ZU ERLEDIGENDE AUFGABEN:
#1 Kannst du den Abschnitt aus dem Interview über die Zeugen Jehovas wiedergeben, der mit den Worten "Meine Eltern haben" beginnt und nach "Freunde meiner Eltern." endet, und dabei "Bibelstudium" gegen "Bibelkurs" austauschen?
#2 Stimmen die folgenden Aussagen mit dem Interview über die Zeugen Jehovas überein? Antworte jeweils mit Ja oder Nein und zitiere die entscheidenden Worte des Interviews wörtlich.
(a) Die Eltern der befragten Person ließen sich taufen, als diese etwa vier Jahre alt war.
(b) Der Haus-zu-Haus-Dienst fiel der befragten Person leicht.
(c) Die Ticks wurden besonders schlimm, wenn die befragte Person vor Menschen sprechen sollte.

===== AUSGANGSTEXT

1. Wie bist du zu den Zeugen Jehovas gekommen?
Meine Eltern haben sich taufen lassen, da war ich ca. 4 Jahre alt. Im Haus-zu-Haus-Dienst wurden sie angesprochen und es wurde direkt ein Bibelstudium angefangen. Daraufhin haben sich meine Eltern bald taufen lassen. Das Paar vom Haus-zu-Haus-Dienst sind bis heute die engsten Freunde meiner Eltern.
2. Wie hast du dein Leben, deinen Alltag in dieser Religionsgemeinschaft erlebt?
Der Haus-zu-Haus-Dienst ist mir immer sehr schwergefallen. Ich hatte besonders als Kind und Jugendliche furchtbare Angst vor den Reaktionen der Anwohner. In meiner Jugendzeit wurde es zunehmend schwieriger. Aufgaben auf der Bühne fand ich furchtbar. Ich bekam Ticks, die ich nicht unterdrücken konnte. Diese wurden besonders schlimm, wenn ich auf die Bühne musste oder generell vor Menschen sprechen sollte. Es wurden Regeln aufgestellt, wie: „bei 2 Stunden Dienst in der Woche darfst du 2 Stunden Fernsehen!“.

==========
===== DATENTEIL

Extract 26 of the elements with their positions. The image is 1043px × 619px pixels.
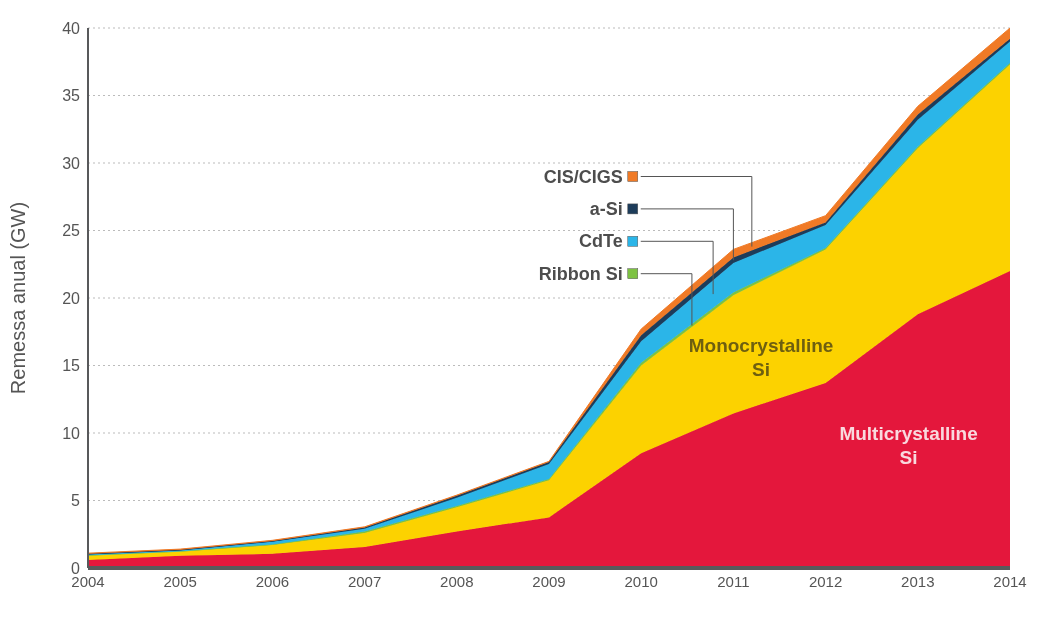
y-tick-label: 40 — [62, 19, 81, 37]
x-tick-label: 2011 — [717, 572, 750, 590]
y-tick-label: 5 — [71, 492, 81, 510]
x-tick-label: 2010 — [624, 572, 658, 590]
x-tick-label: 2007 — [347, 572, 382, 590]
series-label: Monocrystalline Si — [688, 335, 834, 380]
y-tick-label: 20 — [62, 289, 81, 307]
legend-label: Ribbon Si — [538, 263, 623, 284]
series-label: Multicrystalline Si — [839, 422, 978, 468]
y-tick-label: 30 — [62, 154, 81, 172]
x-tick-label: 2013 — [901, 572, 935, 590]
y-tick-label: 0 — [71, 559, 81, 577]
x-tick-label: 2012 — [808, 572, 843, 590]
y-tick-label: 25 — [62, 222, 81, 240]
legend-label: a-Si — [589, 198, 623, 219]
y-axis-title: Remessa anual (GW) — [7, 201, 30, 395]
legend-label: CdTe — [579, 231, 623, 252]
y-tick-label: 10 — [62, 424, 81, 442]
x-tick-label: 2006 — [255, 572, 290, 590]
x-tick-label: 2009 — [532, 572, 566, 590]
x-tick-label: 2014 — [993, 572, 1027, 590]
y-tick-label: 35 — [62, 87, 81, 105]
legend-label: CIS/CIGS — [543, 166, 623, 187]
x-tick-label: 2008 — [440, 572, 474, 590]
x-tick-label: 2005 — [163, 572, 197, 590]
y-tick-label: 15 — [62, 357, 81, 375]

==========

ENDGÜLTIGE ANTWORTEN:
#1
Meine Eltern haben sich taufen lassen, da war ich ca. 4 Jahre alt. Im Haus-zu-Haus-Dienst wurden sie angesprochen und es wurde direkt ein Bibelkurs angefangen. Daraufhin haben sich meine Eltern bald taufen lassen. Das Paar vom Haus-zu-Haus-Dienst sind bis heute die engsten Freunde meiner Eltern.

#2
(a) Ja: „Meine Eltern haben sich taufen lassen, da war ich ca. 4 Jahre alt.“
(b) Nein: „Der Haus-zu-Haus-Dienst ist mir immer sehr schwergefallen.“
(c) Ja: „Diese wurden besonders schlimm, wenn ich auf die Bühne musste oder generell vor Menschen sprechen sollte.“